Copy out the material below line for line, with nothing changed.

[START OF Data records]

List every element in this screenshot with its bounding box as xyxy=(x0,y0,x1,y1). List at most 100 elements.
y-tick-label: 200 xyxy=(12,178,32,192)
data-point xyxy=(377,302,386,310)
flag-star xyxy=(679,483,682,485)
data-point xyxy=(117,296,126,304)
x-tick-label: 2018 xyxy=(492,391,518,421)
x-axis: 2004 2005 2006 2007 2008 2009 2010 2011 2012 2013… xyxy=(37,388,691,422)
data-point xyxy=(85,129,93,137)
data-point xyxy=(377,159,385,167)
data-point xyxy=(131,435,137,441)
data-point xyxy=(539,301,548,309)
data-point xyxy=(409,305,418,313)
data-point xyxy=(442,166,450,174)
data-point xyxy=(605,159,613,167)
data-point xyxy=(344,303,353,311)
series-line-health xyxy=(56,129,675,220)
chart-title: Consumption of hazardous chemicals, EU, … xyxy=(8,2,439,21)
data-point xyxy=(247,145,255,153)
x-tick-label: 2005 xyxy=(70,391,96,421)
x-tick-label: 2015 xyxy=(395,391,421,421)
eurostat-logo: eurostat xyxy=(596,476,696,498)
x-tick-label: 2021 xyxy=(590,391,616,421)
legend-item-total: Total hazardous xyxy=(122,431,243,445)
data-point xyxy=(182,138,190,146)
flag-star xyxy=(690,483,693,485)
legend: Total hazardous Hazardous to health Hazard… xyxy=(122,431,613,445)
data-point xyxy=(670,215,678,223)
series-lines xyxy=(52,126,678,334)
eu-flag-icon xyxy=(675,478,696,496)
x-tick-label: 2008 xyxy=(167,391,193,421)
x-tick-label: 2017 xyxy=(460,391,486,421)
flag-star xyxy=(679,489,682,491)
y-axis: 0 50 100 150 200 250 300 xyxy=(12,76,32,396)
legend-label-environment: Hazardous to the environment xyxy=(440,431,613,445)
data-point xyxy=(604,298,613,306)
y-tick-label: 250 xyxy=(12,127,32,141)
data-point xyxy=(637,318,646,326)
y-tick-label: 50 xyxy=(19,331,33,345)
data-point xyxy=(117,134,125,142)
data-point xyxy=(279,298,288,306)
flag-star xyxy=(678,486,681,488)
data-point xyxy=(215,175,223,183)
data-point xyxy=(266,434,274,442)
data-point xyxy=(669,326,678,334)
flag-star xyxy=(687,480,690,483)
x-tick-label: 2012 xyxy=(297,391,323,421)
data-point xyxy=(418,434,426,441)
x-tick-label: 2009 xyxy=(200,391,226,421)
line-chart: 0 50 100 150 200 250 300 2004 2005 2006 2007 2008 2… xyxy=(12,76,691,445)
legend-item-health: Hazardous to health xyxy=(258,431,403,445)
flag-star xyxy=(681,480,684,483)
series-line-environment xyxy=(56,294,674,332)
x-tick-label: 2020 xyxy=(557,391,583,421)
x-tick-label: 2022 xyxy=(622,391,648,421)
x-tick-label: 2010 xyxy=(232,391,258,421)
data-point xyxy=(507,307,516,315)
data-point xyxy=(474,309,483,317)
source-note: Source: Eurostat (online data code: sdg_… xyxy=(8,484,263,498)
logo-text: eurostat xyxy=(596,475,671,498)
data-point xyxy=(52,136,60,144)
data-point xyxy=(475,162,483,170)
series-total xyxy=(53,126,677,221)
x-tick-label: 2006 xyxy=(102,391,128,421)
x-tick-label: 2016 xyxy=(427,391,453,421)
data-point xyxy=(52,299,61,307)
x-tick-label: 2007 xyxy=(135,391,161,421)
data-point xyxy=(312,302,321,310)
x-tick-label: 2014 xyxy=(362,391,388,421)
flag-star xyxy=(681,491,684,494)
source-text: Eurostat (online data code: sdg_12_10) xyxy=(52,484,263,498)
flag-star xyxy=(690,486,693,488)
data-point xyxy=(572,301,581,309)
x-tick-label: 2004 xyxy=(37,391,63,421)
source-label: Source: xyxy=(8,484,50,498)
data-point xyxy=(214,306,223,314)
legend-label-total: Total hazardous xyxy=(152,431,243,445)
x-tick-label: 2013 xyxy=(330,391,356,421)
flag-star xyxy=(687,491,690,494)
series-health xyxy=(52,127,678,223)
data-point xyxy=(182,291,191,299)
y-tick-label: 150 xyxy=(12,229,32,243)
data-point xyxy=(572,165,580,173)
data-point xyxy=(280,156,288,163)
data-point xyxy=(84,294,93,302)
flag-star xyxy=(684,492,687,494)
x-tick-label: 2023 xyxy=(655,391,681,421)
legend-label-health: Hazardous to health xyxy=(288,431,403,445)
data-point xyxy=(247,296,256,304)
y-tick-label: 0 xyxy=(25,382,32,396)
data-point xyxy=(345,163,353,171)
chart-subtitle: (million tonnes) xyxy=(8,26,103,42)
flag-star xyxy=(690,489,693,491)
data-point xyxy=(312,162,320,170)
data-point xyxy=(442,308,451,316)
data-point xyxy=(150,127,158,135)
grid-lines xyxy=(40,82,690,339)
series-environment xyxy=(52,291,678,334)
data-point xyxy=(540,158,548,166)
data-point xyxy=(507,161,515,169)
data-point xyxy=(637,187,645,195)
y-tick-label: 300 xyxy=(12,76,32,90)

[END OF Data records]

■ Worked solution
List every element in this screenshot with its bounding box as xyxy=(x0,y0,x1,y1). List at most 100 elements.
y-tick-label: 200 xyxy=(12,178,32,192)
data-point xyxy=(377,302,386,310)
flag-star xyxy=(679,483,682,485)
data-point xyxy=(117,296,126,304)
x-tick-label: 2018 xyxy=(492,391,518,421)
x-axis: 2004 2005 2006 2007 2008 2009 2010 2011 2012 2013… xyxy=(37,388,691,422)
data-point xyxy=(85,129,93,137)
data-point xyxy=(377,159,385,167)
data-point xyxy=(131,435,137,441)
data-point xyxy=(539,301,548,309)
data-point xyxy=(409,305,418,313)
data-point xyxy=(442,166,450,174)
data-point xyxy=(605,159,613,167)
data-point xyxy=(344,303,353,311)
series-line-health xyxy=(56,129,675,220)
chart-title: Consumption of hazardous chemicals, EU, … xyxy=(8,2,439,21)
data-point xyxy=(247,145,255,153)
x-tick-label: 2005 xyxy=(70,391,96,421)
x-tick-label: 2015 xyxy=(395,391,421,421)
eurostat-logo: eurostat xyxy=(596,476,696,498)
x-tick-label: 2021 xyxy=(590,391,616,421)
legend-item-total: Total hazardous xyxy=(122,431,243,445)
data-point xyxy=(182,138,190,146)
flag-star xyxy=(690,483,693,485)
legend: Total hazardous Hazardous to health Hazard… xyxy=(122,431,613,445)
data-point xyxy=(670,215,678,223)
series-lines xyxy=(52,126,678,334)
eu-flag-icon xyxy=(675,478,696,496)
x-tick-label: 2008 xyxy=(167,391,193,421)
x-tick-label: 2017 xyxy=(460,391,486,421)
flag-star xyxy=(679,489,682,491)
y-axis: 0 50 100 150 200 250 300 xyxy=(12,76,32,396)
legend-label-environment: Hazardous to the environment xyxy=(440,431,613,445)
data-point xyxy=(604,298,613,306)
y-tick-label: 250 xyxy=(12,127,32,141)
data-point xyxy=(637,318,646,326)
y-tick-label: 50 xyxy=(19,331,33,345)
data-point xyxy=(117,134,125,142)
data-point xyxy=(279,298,288,306)
flag-star xyxy=(678,486,681,488)
data-point xyxy=(215,175,223,183)
data-point xyxy=(266,434,274,442)
data-point xyxy=(669,326,678,334)
flag-star xyxy=(687,480,690,483)
x-tick-label: 2012 xyxy=(297,391,323,421)
data-point xyxy=(418,434,426,441)
x-tick-label: 2009 xyxy=(200,391,226,421)
line-chart: 0 50 100 150 200 250 300 2004 2005 2006 2007 2008 2… xyxy=(12,76,691,445)
legend-item-health: Hazardous to health xyxy=(258,431,403,445)
flag-star xyxy=(681,480,684,483)
series-line-environment xyxy=(56,294,674,332)
x-tick-label: 2020 xyxy=(557,391,583,421)
x-tick-label: 2022 xyxy=(622,391,648,421)
x-tick-label: 2010 xyxy=(232,391,258,421)
data-point xyxy=(507,307,516,315)
data-point xyxy=(474,309,483,317)
source-note: Source: Eurostat (online data code: sdg_… xyxy=(8,484,263,498)
logo-text: eurostat xyxy=(596,475,671,498)
data-point xyxy=(52,136,60,144)
data-point xyxy=(475,162,483,170)
series-total xyxy=(53,126,677,221)
x-tick-label: 2006 xyxy=(102,391,128,421)
x-tick-label: 2016 xyxy=(427,391,453,421)
data-point xyxy=(52,299,61,307)
x-tick-label: 2007 xyxy=(135,391,161,421)
data-point xyxy=(312,302,321,310)
x-tick-label: 2014 xyxy=(362,391,388,421)
flag-star xyxy=(681,491,684,494)
source-text: Eurostat (online data code: sdg_12_10) xyxy=(52,484,263,498)
flag-star xyxy=(690,486,693,488)
data-point xyxy=(572,301,581,309)
x-tick-label: 2004 xyxy=(37,391,63,421)
source-label: Source: xyxy=(8,484,50,498)
data-point xyxy=(214,306,223,314)
legend-label-total: Total hazardous xyxy=(152,431,243,445)
x-tick-label: 2013 xyxy=(330,391,356,421)
flag-star xyxy=(687,491,690,494)
series-health xyxy=(52,127,678,223)
data-point xyxy=(182,291,191,299)
y-tick-label: 150 xyxy=(12,229,32,243)
data-point xyxy=(572,165,580,173)
data-point xyxy=(280,156,288,163)
data-point xyxy=(84,294,93,302)
flag-star xyxy=(684,492,687,494)
x-tick-label: 2023 xyxy=(655,391,681,421)
legend-label-health: Hazardous to health xyxy=(288,431,403,445)
data-point xyxy=(247,296,256,304)
y-tick-label: 0 xyxy=(25,382,32,396)
data-point xyxy=(345,163,353,171)
chart-subtitle: (million tonnes) xyxy=(8,26,103,42)
flag-star xyxy=(690,489,693,491)
data-point xyxy=(312,162,320,170)
data-point xyxy=(442,308,451,316)
data-point xyxy=(150,127,158,135)
grid-lines xyxy=(40,82,690,339)
series-environment xyxy=(52,291,678,334)
data-point xyxy=(540,158,548,166)
data-point xyxy=(507,161,515,169)
data-point xyxy=(637,187,645,195)
y-tick-label: 300 xyxy=(12,76,32,90)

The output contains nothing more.